┌──

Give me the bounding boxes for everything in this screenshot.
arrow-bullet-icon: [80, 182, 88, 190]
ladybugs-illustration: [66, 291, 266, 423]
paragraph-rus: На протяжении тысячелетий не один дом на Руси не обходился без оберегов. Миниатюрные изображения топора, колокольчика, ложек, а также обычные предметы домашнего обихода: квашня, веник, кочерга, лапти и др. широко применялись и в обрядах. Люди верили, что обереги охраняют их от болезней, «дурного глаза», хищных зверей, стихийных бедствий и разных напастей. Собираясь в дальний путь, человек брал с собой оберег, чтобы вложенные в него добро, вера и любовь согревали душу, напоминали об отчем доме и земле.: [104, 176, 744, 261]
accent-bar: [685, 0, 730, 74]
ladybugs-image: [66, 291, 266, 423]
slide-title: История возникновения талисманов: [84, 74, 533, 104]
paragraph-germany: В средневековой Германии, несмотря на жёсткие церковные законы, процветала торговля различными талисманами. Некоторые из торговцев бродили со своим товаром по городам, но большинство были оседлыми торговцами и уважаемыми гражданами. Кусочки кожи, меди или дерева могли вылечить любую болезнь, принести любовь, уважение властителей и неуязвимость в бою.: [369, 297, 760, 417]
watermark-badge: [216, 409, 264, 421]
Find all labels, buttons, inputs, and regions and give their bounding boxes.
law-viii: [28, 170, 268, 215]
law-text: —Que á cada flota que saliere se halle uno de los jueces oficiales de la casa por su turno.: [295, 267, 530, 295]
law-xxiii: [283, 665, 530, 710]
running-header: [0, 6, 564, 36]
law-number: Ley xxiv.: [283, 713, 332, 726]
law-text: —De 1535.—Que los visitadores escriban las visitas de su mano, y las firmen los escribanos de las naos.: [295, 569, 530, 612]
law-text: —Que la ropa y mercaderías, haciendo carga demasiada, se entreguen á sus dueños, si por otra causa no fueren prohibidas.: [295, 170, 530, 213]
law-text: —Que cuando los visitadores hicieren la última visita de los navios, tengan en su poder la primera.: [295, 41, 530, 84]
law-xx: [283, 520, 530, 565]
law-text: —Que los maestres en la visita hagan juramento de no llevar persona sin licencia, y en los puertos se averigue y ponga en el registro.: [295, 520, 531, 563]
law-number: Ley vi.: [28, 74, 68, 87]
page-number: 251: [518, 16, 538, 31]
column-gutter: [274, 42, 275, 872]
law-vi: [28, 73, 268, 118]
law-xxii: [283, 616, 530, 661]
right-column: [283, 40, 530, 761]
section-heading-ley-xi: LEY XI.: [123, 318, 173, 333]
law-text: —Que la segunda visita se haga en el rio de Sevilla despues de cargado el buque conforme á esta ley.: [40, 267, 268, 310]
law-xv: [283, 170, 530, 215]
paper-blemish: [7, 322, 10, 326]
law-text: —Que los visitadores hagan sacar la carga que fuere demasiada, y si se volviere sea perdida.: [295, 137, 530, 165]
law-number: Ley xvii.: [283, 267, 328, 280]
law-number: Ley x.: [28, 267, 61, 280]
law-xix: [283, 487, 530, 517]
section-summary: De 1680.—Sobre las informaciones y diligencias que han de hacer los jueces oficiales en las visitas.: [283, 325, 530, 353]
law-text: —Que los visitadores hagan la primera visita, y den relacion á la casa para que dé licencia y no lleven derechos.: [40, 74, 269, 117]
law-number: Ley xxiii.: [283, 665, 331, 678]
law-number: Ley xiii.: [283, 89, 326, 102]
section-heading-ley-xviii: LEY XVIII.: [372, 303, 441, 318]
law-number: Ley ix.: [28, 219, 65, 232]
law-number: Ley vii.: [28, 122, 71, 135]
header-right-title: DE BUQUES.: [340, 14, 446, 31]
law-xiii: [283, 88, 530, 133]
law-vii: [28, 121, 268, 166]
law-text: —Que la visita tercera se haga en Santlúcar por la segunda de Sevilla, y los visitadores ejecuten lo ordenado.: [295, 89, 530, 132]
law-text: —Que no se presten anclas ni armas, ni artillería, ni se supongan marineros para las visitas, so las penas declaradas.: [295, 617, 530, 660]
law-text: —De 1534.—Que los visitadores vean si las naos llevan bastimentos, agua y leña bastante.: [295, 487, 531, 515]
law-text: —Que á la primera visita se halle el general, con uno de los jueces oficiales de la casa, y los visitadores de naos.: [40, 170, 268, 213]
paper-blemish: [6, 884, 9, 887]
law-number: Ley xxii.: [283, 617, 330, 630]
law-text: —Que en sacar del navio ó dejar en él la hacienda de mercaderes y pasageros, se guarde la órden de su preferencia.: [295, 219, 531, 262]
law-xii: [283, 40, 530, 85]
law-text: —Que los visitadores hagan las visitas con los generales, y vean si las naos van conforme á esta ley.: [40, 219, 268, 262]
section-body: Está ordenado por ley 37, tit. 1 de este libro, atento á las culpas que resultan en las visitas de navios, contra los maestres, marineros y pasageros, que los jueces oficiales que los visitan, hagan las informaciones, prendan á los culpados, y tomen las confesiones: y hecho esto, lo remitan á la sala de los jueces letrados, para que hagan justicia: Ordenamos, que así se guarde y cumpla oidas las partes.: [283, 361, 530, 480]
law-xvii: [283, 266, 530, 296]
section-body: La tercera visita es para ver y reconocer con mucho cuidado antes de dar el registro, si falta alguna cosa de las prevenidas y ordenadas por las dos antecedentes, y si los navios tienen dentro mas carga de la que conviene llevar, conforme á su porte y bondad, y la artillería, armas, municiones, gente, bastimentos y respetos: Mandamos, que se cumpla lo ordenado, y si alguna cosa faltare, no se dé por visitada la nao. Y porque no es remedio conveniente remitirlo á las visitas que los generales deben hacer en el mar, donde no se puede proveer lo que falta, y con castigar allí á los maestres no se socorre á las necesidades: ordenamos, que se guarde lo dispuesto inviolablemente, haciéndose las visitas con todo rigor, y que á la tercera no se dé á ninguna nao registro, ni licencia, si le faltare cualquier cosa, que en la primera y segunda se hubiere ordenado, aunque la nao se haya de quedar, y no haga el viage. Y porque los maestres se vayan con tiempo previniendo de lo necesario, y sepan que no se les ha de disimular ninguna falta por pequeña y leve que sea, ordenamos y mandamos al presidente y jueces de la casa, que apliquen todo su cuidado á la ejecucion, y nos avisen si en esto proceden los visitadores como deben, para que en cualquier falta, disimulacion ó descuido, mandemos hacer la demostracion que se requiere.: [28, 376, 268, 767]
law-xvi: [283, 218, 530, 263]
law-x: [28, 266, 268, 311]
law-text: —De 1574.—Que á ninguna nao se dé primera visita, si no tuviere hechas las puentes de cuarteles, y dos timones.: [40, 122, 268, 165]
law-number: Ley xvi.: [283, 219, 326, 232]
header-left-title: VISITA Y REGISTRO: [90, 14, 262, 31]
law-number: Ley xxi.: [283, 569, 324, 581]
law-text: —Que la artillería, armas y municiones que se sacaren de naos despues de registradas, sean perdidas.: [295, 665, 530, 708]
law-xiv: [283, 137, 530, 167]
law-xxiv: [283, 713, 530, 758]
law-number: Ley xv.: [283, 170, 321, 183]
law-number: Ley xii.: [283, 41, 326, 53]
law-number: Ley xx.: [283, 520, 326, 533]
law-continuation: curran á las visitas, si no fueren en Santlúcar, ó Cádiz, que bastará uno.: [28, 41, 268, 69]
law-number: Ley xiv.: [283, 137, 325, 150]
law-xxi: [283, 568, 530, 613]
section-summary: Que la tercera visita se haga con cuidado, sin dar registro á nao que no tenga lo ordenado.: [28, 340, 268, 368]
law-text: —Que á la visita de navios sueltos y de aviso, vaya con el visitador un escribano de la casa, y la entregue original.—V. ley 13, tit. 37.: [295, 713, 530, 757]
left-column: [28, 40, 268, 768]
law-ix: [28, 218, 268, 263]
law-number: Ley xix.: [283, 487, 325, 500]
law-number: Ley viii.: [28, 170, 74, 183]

└──

▶ _WHAT NEEDS TO BE DONE_: Recast the material as a numbered list, starting at its first line and ending at the line containing "watermark-badge: [216, 409, 264, 421]", both included. Leave out any blank lines.

▶ _TASK OUTPUT_:
1. Give me the bounding boxes for everything in this screenshot.
2. arrow-bullet-icon: [80, 182, 88, 190]
3. ladybugs-illustration: [66, 291, 266, 423]
4. paragraph-rus: На протяжении тысячелетий не один дом на Руси не обходился без оберегов. Миниатюрные изображения топора, колокольчика, ложек, а также обычные предметы домашнего обихода: квашня, веник, кочерга, лапти и др. широко применялись и в обрядах. Люди верили, что обереги охраняют их от болезней, «дурного глаза», хищных зверей, стихийных бедствий и разных напастей. Собираясь в дальний путь, человек брал с собой оберег, чтобы вложенные в него добро, вера и любовь согревали душу, напоминали об отчем доме и земле.: [104, 176, 744, 261]
5. accent-bar: [685, 0, 730, 74]
6. ladybugs-image: [66, 291, 266, 423]
7. slide-title: История возникновения талисманов: [84, 74, 533, 104]
8. paragraph-germany: В средневековой Германии, несмотря на жёсткие церковные законы, процветала торговля различными талисманами. Некоторые из торговцев бродили со своим товаром по городам, но большинство были оседлыми торговцами и уважаемыми гражданами. Кусочки кожи, меди или дерева могли вылечить любую болезнь, принести любовь, уважение властителей и неуязвимость в бою.: [369, 297, 760, 417]
9. watermark-badge: [216, 409, 264, 421]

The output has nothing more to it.